Short task 1
Using the passage on space-based missile defense, state whether each statement below agrees with it. Answer yes or no for each, and quote the words of the passage that decide it.
(a) The House version of the bill included language on space defenses.
(b) The Senate Armed Services Committee adopted Cruz's amendment by a vote of 16–11.
(c) The 2019 law makes development of space-based interceptors depend on the availability of appropriations.
Short task 2
Continue the passage on space-based missile defense, picking up after its final sentence.

Supplied passage
The United States has conducted research and development on space-based interception concepts, most notably under the auspices of President Ronald Reagan’s Strategic Defense Initiative, but has never deployed an interceptor layer in space.
It remains to be seen whether the long-delayed missile defense review, which is intended to guide policy, will endorse proceeding with development of a space-based interceptor layer. (See ACT, May 2017.) The reasons for the delay in the completion of the review, originally expected to be released in February, are unclear.
The policy provision is part of the fiscal year 2019 National Defense Authorization Act, which establishes spending ceilings and legal guidelines for Pentagon programs and activities conducted by the Energy Department’s semiautonomous National Nuclear Security Administration (NNSA).
The final version of the bill was passed July 26 by the House and Aug. 1 by the Senate. President Donald Trump signed the bill into law on Aug. 13.
According to the law, the space-based system should be regionally focused and capable of intercepting missiles during their boost phase and achieve an operational capability at the earliest possible date. The law requires the Pentagon to draw up a 10-year plan outlining different phases of development, including refined requirements; cost, schedule, and performance estimates; and a testing schedule.
The prior year’s authorization law also mandated the development of interceptors in space but only “[i]f consistent with the direction or recommendations of the Ballistic Missile Defense Review that commenced in 2017.” (See ACT, December 2017.) The 2019 law amends that provision by eliminating the link to the review and instead conditioning development on “the availability of appropriations.”
The authorization law and the Senate and House versions of the fiscal year 2019 defense appropriations bill do not include funding provisions for space-based defenses.
The new authorization language is a modified version of an amendment offered by Sen. Ted Cruz (R-Tex.) during the Senate Armed Services Committee’s consideration of the authorization bill in late May. The committee adopted Cruz’s amendment by a vote of 16–11. The House version of the bill did not include language on space defenses.
The White House expressed its opposition to the Cruz provision in a June policy statement on the Senate bill. The Defense Department “is examining multiple ways to enhance our missile defense capabilities; directing the development of a space-based layer is premature at this point and creates a large unfunded mandate,” the statement said.
Lt. Gen. Samuel Greaves, the director of the Missile Defense Agency (MDA), said at a symposium in Huntsville, Alabama, on Aug. 8 that the agency is “developing options to pursue” a space-based missile defense “capability if the nation decides that is what we should be doing.”
“Congress has already written some language that would push us, direct us, guide us in that area,” he added, in reference to the language in the fiscal year 2017 and 2018 authorization measures.
Supporters of such a layer claim that it would enhance U.S. security by allowing the interception of adversary ballistic missiles during their boost phase, when a missile is traveling its slowest and unable to deploy countermeasures.
Michael Griffin, undersecretary of defense for research and engineering, told reporters at the Alabama symposium that putting interceptors in space is “a relatively easy technological challenge” and has been “a victim of unrealistically high, uninformed cost estimates.”

Records
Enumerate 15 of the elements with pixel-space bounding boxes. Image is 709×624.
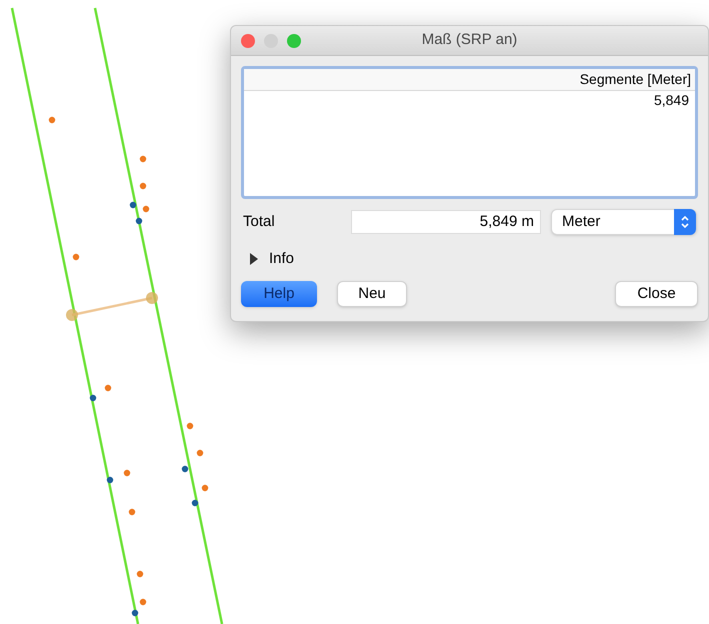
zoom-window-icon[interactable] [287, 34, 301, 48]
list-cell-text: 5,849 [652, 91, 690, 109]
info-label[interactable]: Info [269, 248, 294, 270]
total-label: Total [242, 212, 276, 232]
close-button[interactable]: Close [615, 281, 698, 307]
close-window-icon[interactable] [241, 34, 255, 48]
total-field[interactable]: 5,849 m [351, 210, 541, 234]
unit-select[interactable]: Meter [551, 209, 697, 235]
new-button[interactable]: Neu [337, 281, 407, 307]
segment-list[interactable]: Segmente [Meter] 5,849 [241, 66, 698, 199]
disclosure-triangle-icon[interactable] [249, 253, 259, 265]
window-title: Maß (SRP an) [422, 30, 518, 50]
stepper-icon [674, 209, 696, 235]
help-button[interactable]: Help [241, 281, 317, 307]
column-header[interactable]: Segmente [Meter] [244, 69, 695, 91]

--

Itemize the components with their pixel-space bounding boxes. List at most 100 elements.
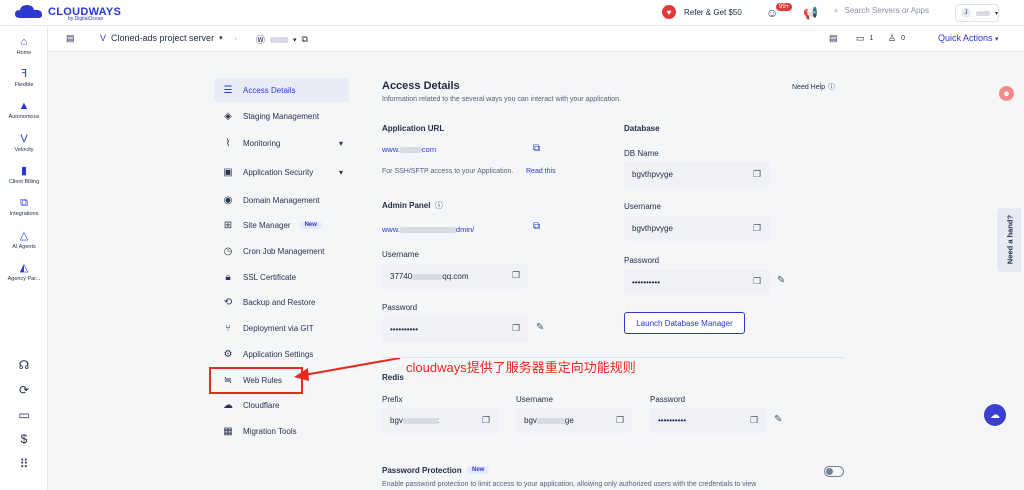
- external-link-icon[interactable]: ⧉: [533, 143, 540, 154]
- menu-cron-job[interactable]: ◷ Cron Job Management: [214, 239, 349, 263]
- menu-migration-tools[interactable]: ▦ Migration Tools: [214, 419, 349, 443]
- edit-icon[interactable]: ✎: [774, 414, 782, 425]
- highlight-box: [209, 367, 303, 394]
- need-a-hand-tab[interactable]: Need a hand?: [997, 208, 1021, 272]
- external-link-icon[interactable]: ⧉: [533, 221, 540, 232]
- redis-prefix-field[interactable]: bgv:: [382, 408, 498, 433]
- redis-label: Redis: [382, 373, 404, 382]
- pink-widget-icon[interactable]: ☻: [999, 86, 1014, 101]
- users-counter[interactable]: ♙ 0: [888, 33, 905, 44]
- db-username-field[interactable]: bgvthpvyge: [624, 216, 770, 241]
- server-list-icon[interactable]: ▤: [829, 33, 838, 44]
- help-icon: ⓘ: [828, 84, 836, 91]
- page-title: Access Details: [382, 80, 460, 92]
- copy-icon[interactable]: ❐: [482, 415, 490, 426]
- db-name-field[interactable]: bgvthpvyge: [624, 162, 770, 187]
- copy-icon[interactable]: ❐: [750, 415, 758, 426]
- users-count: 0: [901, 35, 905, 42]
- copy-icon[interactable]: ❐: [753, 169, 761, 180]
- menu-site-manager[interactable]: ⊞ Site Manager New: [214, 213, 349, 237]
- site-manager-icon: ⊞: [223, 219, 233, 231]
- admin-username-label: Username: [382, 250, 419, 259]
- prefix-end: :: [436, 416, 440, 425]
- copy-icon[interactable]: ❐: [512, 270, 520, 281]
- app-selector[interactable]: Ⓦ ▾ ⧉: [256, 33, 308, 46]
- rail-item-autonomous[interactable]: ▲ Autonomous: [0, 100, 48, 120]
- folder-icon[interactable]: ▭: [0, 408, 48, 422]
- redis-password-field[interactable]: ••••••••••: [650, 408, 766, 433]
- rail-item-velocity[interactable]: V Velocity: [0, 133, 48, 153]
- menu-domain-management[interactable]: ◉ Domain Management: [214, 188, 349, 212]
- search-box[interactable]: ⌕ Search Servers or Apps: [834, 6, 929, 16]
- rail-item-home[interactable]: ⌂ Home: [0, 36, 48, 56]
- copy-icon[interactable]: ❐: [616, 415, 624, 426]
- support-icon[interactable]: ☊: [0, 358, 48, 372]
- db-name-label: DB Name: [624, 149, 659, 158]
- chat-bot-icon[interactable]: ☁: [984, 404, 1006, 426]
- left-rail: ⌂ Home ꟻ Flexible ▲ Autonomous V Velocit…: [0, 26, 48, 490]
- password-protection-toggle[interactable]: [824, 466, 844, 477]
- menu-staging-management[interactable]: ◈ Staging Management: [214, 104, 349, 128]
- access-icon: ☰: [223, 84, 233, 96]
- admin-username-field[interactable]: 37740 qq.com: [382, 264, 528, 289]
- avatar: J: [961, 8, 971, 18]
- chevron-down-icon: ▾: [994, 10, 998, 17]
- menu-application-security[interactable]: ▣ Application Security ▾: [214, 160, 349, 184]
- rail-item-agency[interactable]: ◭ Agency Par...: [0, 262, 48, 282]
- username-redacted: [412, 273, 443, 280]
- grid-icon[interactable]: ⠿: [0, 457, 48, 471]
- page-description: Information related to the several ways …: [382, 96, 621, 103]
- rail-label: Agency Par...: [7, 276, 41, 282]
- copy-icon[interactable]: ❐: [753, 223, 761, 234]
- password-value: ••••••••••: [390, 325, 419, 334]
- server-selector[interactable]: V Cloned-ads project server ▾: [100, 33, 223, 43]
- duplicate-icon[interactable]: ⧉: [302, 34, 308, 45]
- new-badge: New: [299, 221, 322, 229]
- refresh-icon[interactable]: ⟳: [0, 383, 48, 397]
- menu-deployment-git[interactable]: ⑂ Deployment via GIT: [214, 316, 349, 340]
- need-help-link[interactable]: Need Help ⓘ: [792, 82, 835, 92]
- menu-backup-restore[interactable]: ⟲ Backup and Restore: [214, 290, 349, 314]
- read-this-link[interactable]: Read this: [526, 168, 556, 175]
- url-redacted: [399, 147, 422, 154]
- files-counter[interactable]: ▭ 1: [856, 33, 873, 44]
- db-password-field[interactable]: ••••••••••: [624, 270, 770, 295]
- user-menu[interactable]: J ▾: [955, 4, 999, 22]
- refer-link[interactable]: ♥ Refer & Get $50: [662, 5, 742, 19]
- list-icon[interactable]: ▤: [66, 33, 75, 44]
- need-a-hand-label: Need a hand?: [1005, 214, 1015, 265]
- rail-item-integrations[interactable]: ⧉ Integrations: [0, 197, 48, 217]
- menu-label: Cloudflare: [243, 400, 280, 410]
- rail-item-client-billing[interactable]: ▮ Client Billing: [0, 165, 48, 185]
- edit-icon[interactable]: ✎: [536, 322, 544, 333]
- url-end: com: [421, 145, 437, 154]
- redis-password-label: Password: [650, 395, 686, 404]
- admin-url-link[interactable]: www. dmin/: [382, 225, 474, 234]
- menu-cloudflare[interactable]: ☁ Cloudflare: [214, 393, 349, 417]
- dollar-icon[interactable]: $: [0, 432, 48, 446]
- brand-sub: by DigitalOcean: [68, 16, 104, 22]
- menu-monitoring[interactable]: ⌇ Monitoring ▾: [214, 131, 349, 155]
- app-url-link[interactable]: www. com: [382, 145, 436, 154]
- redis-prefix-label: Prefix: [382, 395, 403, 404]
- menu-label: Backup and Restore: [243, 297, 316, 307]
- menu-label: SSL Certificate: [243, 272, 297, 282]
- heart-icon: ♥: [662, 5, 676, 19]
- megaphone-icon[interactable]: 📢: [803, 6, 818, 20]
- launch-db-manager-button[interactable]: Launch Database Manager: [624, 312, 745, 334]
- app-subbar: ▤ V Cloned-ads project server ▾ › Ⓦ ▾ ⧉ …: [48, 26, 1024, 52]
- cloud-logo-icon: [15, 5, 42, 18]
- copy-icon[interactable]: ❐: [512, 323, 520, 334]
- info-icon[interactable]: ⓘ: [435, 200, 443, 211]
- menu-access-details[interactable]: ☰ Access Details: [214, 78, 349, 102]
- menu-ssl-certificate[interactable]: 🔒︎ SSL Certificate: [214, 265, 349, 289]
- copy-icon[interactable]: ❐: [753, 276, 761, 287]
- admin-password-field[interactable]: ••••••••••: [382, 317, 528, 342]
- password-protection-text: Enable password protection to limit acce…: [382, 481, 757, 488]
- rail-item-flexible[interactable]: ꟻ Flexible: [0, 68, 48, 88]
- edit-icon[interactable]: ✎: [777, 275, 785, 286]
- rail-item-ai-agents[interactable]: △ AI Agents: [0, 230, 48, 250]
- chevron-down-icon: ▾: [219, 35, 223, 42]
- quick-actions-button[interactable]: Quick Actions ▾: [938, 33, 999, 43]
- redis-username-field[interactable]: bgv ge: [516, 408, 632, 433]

--

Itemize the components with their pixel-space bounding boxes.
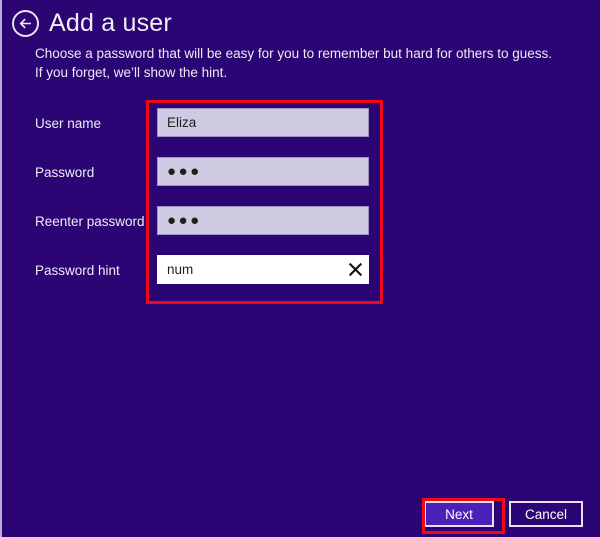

Output 1
(a) No: "The House version of the bill did not include language on space defenses."
(b) Yes: "The committee adopted Cruz’s amendment by a vote of 16–11."
(c) Yes: "instead conditioning development on “the availability of appropriations.”"

Output 2
But critics argue that space-based interceptors are an unaffordable, ineffective, and counterproductive form of defense.
Former MDA Director Vice Adm. James Syring told the House Armed Services Committee in April 2016, “I have serious concerns about the technical feasibility of interceptors in space, and I have serious concerns about the long-term affordability of a program like that.”
A 2011 report from the Institute for Defense Analysis showed costs ranging from $26 billion for a limited mission to $60 billion for a “medium” capability system that could perform against near-term threats to more than $200 billion for a global system.
In addition to requiring development of space defenses, the authorization law mandates the development of an air-launched and/or ship-based boost-phase missile defense capability; a plan to accelerate by at least one year the deployment of 20 additional ground-based interceptors with redesigned kill vehicles at Fort Greely, Alaska; and a report on the projected costs over a period of 10 years to implement any recommendations of the missile defense review.
The law authorizes $9.7 billion for the MDA, a decrease of roughly $200 million from the administration’s initial request.
Overall, the law authorizes $716 billion for national defense programs, which matches the revised 2011 Budget Control Act spending cap for fiscal year 2019 agreed by Congress earlier this year. (See ACT, May 2018.) The last time Congress passed the authorization bill before the Oct. 1 start of the new fiscal year was in September 1996, when Congress approved the fiscal year 1997 authorization legislation.
The authorization law supports and, in some cases, increases funding above the Trump administration’s proposed budget request for programs to sustain and rebuild nuclear-armed missiles, submarines, and bombers and their associated nuclear warheads and supporting infrastructure.
The law calls for a plan to accelerate the development of new fleets of air-launched cruise missiles (ALCMs) and intercontinental ballistic missiles (ICBMs). (See ACT, October 2017.) The law also authorizes an additional $85 million above the budget request of $615 million for the long-range standoff weapon program to replace the existing ALCM, and $69 million above the request of $345 million for the program to replace the Minuteman III ICBM with a missile system called the Ground-Based Strategic Deterrent.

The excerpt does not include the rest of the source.